关于常见文件类型处理的节选在开头列出了本节要介绍的几种文件类型，请写出全部类型。

§ 节选内容:
■ ■ ■ ■

常见文件类型处理

本节简要介绍如何利用Java API和一些第三方类库，来处理如下5中类型的文件：

属性文件：属性文件是常见的配置文件，用于在不改变代码的情况下改变程序的行为。
CSV：CSV是Comma Separated Values 的缩写，表示逗号分隔值，是一种非常常见的文件类型。大部分日志文件都是CSV，CSV也经常用于交换表格类型的数据，待会我们会看到，CSV看上去很简单，但处理的复杂性经常被低估。
Excel：在编程中，经常需要将表格的数据导出为Excel格式，以方便用户查看，也经常需要接受Excel类型的文件作为输入以批量导入数据。
HTML：所有网页都是HTML格式，我们经常需要分析HTML网页，以从中提取感兴趣的信息。
压缩文件：压缩文件有多种格式，也有很多压缩工具，大部分情况下，我们可以借助工具而不需要自己写程序处理压缩文件，但某些情况下，需要自己变成压缩文件或解压缩文件。

属性文件

属性文件一般很简单，一行表示一个属性，属性就是键值对，键和值用等号（=）或冒号（:）分隔，一般用于配置程序的一些参数。在需要连接数据库的程序中，经常使用配置文件配置数据库信息。比如，没有文件config.properties,内容大概如下所示：

db.host = 192.168.10.100
db.port : 3306
db.username = zhangsan
db.password = mima1234

处理这种文件使用字符流是比较容易地，但Java中有一个专门的类java.util.Properties，它的使用也很简单，有如下主要方法：

public synchronized void load(InputStream inStream)
public String getProperty(String key)
public String getProperty(String key, String defaultValue)

load用于从流中加载属性，getProperty用于获取属性值，可以提供一个默认值，如果没有找到配合的值，则返回默认值。对于上面的配置文件，可以使用类似下面的代码进行读取：

Properties prop = new Properties();
prop.load(new FileInputStream("config.properties"));
String host = prop.getProperty("db.host");
int port = Integer.valueOf(prop.getProperty("db.port", "3306"));

使用类Properties处理属性文件的好处是：

可以自动处理空格，分隔符=前后的空格会被自动忽略。
可以自动忽略空行。
可以添加注释，以字符#或！开头的行会被视为注释，进行忽略。

使用Properties也有限制，它不能直接处理中文，在配置文件中，所有非ASCII字符需要使用Unicode编码。比如，不能再配置文件中直接这么写：

name=老马

"老马"需要替换为Unicode编码，如下所示：

name=\u8001\u9A6C

在Java IDE（如Eclipse）中，如果使用属性文件编码器，它会自动替换中文为Unicode编码；如果使用其他编辑器，可以先写成中文，然后使用JDK提供的命令native2ascii转换为Unicode编码。用法如下例所示：

native2ascii -encoding UTF-8 native.properties ascii.properties

native.properties是输入，其中包含中文；ascii.properties是输出，中文替换为了Unicode编码；-encoding指定输入文件的编码，这里指定为UTF-8。

CSV文件

CSV是Comma-Seqarated Values的缩写，表示逗号分隔值。一般而言，一行表示一条记录，一条记录包含多个字段，字段之间用逗号分隔。不过，一般而言，分隔符不一定是逗号，可能是其他字符，如tab符’\t’、冒号’:’、分号’;'等。程序中的各种日志文件通常是CSV文件，在导入导出表格类型的数据时，CSV也是经常用的一个格式。

■ ■ ■ ■

§ 数据内容:
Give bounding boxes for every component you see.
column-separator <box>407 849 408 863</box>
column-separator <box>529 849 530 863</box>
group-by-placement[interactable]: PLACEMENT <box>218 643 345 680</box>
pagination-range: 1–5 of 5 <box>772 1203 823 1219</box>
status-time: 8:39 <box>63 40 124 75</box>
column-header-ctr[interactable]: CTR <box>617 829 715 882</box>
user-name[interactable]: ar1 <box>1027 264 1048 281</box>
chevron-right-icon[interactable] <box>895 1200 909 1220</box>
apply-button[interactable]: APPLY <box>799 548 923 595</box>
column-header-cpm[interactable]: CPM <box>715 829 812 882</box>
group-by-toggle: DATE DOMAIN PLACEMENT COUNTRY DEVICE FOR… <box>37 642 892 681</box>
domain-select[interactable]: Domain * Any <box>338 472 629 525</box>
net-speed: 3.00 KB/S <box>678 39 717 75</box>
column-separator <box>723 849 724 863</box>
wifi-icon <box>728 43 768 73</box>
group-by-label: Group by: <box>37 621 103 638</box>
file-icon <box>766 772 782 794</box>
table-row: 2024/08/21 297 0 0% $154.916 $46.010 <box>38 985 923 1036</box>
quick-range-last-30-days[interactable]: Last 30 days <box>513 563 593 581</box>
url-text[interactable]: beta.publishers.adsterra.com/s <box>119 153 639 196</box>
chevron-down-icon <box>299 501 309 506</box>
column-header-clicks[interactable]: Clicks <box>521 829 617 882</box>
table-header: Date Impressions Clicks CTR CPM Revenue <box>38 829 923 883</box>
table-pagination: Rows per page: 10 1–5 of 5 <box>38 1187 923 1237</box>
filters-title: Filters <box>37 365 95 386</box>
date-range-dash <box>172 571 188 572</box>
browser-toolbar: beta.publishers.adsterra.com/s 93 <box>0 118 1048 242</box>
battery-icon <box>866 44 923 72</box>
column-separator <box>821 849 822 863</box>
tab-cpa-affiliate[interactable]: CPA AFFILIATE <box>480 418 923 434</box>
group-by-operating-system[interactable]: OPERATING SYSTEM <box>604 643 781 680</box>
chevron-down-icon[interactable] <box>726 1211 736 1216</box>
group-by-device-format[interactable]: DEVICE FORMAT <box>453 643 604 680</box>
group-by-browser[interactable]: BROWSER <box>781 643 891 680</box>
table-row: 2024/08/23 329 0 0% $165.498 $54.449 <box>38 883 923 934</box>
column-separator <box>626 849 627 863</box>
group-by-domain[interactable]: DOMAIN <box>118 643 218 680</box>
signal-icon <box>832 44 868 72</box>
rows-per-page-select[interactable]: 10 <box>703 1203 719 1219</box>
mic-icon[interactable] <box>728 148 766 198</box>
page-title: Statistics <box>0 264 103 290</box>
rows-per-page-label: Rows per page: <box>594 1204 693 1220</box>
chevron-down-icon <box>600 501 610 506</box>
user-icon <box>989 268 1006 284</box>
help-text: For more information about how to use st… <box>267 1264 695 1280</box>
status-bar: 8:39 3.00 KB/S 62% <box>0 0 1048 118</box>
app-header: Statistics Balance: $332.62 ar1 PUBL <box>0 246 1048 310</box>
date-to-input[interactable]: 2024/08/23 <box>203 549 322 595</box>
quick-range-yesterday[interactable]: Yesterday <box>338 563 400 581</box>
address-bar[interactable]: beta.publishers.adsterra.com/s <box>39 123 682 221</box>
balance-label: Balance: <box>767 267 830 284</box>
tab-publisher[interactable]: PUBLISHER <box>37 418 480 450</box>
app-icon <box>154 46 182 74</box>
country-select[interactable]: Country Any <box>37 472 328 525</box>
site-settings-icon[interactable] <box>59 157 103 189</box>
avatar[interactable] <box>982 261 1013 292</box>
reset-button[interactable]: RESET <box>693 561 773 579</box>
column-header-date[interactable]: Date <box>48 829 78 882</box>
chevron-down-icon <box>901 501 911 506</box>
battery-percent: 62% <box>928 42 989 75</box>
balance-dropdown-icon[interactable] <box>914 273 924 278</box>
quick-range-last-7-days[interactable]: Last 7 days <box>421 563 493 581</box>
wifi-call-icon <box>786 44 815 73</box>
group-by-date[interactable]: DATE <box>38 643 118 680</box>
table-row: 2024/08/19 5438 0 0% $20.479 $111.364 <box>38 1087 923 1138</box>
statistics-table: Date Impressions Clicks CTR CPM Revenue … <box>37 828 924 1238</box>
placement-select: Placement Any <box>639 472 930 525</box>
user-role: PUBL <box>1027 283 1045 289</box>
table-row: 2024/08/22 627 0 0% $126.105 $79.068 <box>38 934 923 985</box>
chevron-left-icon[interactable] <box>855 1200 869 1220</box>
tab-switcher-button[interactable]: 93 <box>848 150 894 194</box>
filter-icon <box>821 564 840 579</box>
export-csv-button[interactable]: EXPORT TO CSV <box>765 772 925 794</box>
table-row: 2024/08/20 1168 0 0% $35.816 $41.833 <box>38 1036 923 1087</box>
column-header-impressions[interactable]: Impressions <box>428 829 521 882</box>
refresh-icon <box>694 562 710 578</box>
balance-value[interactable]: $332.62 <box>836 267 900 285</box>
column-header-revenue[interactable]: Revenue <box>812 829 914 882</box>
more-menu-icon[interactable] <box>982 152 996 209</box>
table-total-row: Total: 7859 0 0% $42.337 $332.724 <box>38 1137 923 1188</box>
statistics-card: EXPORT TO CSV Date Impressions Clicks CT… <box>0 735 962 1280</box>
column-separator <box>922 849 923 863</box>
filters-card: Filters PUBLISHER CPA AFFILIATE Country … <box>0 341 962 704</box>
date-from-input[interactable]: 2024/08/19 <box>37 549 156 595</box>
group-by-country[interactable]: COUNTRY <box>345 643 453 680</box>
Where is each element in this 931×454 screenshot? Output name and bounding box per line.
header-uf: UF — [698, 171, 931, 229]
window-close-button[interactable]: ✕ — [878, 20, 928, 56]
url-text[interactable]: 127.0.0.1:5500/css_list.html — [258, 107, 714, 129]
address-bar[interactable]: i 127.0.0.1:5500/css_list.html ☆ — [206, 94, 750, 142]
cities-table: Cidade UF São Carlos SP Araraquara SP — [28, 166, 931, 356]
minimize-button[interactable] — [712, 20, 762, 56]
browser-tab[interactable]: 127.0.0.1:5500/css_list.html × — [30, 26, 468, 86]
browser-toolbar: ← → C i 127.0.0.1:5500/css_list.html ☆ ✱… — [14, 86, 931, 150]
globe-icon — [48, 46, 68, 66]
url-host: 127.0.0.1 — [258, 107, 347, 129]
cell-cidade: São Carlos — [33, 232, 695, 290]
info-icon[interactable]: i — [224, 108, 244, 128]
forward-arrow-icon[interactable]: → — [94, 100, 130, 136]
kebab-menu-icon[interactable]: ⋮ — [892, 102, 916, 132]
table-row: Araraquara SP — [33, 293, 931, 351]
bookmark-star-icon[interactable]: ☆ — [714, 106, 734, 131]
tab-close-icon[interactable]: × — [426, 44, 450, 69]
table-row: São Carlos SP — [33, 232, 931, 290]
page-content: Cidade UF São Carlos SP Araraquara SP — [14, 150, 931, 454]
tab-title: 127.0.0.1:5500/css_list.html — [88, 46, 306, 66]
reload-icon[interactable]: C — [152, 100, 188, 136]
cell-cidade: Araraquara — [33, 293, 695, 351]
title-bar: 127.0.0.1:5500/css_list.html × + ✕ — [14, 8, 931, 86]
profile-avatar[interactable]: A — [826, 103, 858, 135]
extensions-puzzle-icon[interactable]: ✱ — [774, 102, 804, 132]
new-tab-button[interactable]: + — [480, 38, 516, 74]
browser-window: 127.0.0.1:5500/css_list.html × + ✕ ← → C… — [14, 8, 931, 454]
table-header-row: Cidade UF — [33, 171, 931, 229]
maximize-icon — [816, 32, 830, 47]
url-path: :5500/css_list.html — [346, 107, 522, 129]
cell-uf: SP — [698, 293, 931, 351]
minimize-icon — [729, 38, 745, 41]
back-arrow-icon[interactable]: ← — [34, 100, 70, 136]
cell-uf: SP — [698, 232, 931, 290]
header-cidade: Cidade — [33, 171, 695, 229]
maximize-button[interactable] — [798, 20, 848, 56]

■ ■ ■ ■

§ 答案如下: 属性文件、CSV、Excel、HTML、压缩文件。